■ TO BE DONE ■
All of the data must be printed exactly; please include every line.

***

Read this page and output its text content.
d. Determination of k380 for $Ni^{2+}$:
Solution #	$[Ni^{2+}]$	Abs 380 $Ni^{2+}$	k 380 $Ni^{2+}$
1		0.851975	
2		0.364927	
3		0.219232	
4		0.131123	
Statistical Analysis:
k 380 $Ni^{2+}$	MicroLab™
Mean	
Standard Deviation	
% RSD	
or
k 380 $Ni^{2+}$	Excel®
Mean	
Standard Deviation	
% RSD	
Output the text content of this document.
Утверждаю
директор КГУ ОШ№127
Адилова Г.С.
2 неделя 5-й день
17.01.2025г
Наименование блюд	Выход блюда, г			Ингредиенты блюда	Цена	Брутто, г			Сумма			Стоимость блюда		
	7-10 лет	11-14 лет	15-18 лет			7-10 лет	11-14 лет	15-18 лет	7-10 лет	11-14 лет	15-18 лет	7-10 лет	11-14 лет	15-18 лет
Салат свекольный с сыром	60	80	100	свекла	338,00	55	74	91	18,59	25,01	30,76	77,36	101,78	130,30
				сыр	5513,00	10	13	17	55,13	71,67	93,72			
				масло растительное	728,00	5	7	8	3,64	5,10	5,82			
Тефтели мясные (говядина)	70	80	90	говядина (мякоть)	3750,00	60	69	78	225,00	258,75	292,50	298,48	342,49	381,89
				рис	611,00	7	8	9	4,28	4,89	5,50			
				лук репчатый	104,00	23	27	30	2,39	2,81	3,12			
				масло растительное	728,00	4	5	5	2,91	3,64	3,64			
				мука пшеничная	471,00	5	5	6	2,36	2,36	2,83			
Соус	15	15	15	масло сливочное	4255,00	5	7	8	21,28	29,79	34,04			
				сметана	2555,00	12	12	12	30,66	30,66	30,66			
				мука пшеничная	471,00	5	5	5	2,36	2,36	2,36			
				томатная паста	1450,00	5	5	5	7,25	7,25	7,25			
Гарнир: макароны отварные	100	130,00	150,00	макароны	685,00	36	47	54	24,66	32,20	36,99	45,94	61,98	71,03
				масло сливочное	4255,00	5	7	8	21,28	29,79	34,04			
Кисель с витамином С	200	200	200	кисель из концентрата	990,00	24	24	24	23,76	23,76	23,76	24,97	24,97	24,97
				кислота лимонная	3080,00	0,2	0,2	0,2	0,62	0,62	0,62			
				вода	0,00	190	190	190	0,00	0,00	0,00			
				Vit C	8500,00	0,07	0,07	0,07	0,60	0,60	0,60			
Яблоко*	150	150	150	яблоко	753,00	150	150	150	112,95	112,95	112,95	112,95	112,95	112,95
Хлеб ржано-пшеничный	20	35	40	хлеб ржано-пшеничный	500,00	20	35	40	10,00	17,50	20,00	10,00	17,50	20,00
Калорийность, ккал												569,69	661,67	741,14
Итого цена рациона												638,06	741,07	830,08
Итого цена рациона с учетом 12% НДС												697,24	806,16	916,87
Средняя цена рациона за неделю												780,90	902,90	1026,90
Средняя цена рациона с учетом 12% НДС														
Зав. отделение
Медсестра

***

■ SOLUTION TO THE PROBLEM ■
Read this page and output its text content.
d. Determination of k380 for $Ni^{2+}$:
Solution #	$[Ni^{2+}]$	Abs 380 $Ni^{2+}$	k 380 $Ni^{2+}$
1		0.851975	
2		0.364927	
3		0.219232	
4		0.131123	
Statistical Analysis:
k 380 $Ni^{2+}$	MicroLab™
Mean	
Standard Deviation	
% RSD	
or
k 380 $Ni^{2+}$	Excel®
Mean	
Standard Deviation	
% RSD	
Output the text content of this document.
Утверждаю
директор КГУ ОШ№127
Адилова Г.С.
2 неделя 5-й день
17.01.2025г
Наименование блюд	Выход блюда, г			Ингредиенты блюда	Цена	Брутто, г			Сумма			Стоимость блюда		
	7-10 лет	11-14 лет	15-18 лет			7-10 лет	11-14 лет	15-18 лет	7-10 лет	11-14 лет	15-18 лет	7-10 лет	11-14 лет	15-18 лет
Салат свекольный с сыром	60	80	100	свекла	338,00	55	74	91	18,59	25,01	30,76	77,36	101,78	130,30
				сыр	5513,00	10	13	17	55,13	71,67	93,72			
				масло растительное	728,00	5	7	8	3,64	5,10	5,82			
Тефтели мясные (говядина)	70	80	90	говядина (мякоть)	3750,00	60	69	78	225,00	258,75	292,50	298,48	342,49	381,89
				рис	611,00	7	8	9	4,28	4,89	5,50			
				лук репчатый	104,00	23	27	30	2,39	2,81	3,12			
				масло растительное	728,00	4	5	5	2,91	3,64	3,64			
				мука пшеничная	471,00	5	5	6	2,36	2,36	2,83			
Соус	15	15	15	масло сливочное	4255,00	5	7	8	21,28	29,79	34,04			
				сметана	2555,00	12	12	12	30,66	30,66	30,66			
				мука пшеничная	471,00	5	5	5	2,36	2,36	2,36			
				томатная паста	1450,00	5	5	5	7,25	7,25	7,25			
Гарнир: макароны отварные	100	130,00	150,00	макароны	685,00	36	47	54	24,66	32,20	36,99	45,94	61,98	71,03
				масло сливочное	4255,00	5	7	8	21,28	29,79	34,04			
Кисель с витамином С	200	200	200	кисель из концентрата	990,00	24	24	24	23,76	23,76	23,76	24,97	24,97	24,97
				кислота лимонная	3080,00	0,2	0,2	0,2	0,62	0,62	0,62			
				вода	0,00	190	190	190	0,00	0,00	0,00			
				Vit C	8500,00	0,07	0,07	0,07	0,60	0,60	0,60			
Яблоко*	150	150	150	яблоко	753,00	150	150	150	112,95	112,95	112,95	112,95	112,95	112,95
Хлеб ржано-пшеничный	20	35	40	хлеб ржано-пшеничный	500,00	20	35	40	10,00	17,50	20,00	10,00	17,50	20,00
Калорийность, ккал												569,69	661,67	741,14
Итого цена рациона												638,06	741,07	830,08
Итого цена рациона с учетом 12% НДС												697,24	806,16	916,87
Средняя цена рациона за неделю												780,90	902,90	1026,90
Средняя цена рациона с учетом 12% НДС														
Зав. отделение
Медсестра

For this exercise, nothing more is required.